Problem to work on: State the number of lines with the string "color" in them, and nothing else.

Items from a figure collection
▬▬▬▬▬▬▬▬▬▬

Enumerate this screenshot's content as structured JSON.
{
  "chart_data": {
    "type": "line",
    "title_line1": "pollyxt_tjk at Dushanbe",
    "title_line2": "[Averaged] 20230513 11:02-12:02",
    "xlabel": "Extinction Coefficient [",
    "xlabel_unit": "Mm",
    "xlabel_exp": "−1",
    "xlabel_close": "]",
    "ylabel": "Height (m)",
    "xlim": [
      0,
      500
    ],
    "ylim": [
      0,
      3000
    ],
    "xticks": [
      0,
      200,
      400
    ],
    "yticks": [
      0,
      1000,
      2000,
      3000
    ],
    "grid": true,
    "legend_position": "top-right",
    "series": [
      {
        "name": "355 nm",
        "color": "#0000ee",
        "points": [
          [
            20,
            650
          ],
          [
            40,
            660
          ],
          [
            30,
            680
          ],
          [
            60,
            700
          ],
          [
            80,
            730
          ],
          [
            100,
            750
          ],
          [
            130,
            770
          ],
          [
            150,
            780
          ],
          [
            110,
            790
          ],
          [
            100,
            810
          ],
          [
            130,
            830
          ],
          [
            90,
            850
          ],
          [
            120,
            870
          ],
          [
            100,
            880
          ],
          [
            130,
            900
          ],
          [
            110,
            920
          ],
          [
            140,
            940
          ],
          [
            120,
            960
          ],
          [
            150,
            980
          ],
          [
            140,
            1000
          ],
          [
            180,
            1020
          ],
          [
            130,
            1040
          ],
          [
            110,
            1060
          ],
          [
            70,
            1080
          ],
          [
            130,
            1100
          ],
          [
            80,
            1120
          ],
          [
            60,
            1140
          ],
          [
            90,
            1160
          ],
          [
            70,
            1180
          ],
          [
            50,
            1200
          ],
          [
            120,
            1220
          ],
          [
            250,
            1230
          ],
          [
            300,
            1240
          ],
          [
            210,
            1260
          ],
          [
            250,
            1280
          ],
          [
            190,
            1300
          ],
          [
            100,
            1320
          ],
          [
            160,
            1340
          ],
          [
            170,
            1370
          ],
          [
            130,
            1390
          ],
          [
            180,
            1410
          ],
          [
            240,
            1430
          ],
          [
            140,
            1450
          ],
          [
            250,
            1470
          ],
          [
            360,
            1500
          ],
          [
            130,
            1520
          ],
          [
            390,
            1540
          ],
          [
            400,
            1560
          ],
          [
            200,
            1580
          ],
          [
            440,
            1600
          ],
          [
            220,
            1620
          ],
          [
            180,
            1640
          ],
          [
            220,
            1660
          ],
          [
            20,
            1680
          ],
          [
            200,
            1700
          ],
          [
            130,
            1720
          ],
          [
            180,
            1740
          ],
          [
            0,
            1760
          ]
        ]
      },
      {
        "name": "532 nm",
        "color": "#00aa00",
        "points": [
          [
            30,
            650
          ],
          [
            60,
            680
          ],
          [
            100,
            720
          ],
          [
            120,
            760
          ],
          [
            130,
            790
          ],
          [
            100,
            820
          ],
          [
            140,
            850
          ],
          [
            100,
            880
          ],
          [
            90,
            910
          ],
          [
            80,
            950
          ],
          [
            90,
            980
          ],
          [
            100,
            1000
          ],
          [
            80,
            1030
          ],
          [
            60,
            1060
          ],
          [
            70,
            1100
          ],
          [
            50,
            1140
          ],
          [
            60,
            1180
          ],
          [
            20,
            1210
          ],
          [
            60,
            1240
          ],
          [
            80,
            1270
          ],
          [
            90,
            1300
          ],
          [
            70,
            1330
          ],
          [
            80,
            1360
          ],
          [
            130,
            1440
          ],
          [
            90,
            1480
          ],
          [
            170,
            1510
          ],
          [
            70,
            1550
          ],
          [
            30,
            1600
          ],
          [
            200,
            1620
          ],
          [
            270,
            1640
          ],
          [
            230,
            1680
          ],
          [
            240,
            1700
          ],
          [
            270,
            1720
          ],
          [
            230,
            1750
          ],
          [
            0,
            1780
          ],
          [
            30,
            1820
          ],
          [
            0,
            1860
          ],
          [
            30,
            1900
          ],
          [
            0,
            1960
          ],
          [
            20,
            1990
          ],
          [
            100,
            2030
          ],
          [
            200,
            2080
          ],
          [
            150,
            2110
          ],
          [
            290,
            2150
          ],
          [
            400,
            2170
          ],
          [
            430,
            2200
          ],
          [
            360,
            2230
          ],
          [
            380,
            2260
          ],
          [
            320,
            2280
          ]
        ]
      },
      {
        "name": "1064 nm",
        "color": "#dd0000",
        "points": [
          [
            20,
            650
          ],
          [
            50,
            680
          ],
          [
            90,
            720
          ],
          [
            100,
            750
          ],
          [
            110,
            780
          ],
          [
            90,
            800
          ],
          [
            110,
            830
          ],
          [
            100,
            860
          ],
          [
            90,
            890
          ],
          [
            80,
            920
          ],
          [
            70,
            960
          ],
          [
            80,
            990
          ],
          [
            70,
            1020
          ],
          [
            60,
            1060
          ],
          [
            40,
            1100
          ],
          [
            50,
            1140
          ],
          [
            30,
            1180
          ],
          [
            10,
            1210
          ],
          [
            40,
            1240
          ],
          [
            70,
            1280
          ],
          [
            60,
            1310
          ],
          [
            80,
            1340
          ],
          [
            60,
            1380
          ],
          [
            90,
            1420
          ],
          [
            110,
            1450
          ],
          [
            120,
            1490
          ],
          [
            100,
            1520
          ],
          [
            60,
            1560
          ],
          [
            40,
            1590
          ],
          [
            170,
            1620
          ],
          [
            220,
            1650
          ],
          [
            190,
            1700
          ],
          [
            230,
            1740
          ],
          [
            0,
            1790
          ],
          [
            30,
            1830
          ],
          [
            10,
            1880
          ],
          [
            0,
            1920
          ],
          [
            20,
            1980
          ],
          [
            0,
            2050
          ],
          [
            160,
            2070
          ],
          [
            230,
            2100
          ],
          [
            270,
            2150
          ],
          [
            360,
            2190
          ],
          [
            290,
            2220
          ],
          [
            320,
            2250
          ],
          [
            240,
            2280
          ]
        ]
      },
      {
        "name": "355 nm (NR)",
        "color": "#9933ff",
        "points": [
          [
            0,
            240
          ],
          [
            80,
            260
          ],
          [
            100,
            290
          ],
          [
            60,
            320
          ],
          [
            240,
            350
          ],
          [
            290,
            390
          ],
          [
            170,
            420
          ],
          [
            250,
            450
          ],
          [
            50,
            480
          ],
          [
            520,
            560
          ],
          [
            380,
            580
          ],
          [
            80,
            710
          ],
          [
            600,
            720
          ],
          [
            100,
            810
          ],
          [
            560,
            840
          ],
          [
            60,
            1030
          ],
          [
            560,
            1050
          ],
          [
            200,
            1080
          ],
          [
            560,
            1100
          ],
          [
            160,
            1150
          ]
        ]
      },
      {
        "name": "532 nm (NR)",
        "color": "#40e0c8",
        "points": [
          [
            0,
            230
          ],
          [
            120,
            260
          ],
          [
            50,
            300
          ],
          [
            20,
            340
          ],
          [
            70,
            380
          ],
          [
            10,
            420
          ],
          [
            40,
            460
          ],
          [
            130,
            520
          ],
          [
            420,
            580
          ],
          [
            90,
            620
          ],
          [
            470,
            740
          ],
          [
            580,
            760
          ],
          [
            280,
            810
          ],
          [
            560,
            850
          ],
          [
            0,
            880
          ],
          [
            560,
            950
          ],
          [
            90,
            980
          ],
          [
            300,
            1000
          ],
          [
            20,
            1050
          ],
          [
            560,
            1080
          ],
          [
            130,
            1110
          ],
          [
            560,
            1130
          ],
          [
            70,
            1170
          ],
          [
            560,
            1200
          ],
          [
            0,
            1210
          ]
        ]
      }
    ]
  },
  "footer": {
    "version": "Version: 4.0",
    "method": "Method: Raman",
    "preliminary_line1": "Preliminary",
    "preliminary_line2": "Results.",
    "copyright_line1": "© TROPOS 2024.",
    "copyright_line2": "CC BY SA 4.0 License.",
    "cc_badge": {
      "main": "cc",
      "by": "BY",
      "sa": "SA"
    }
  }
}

▬▬▬▬▬▬▬▬▬▬

Written solution: 5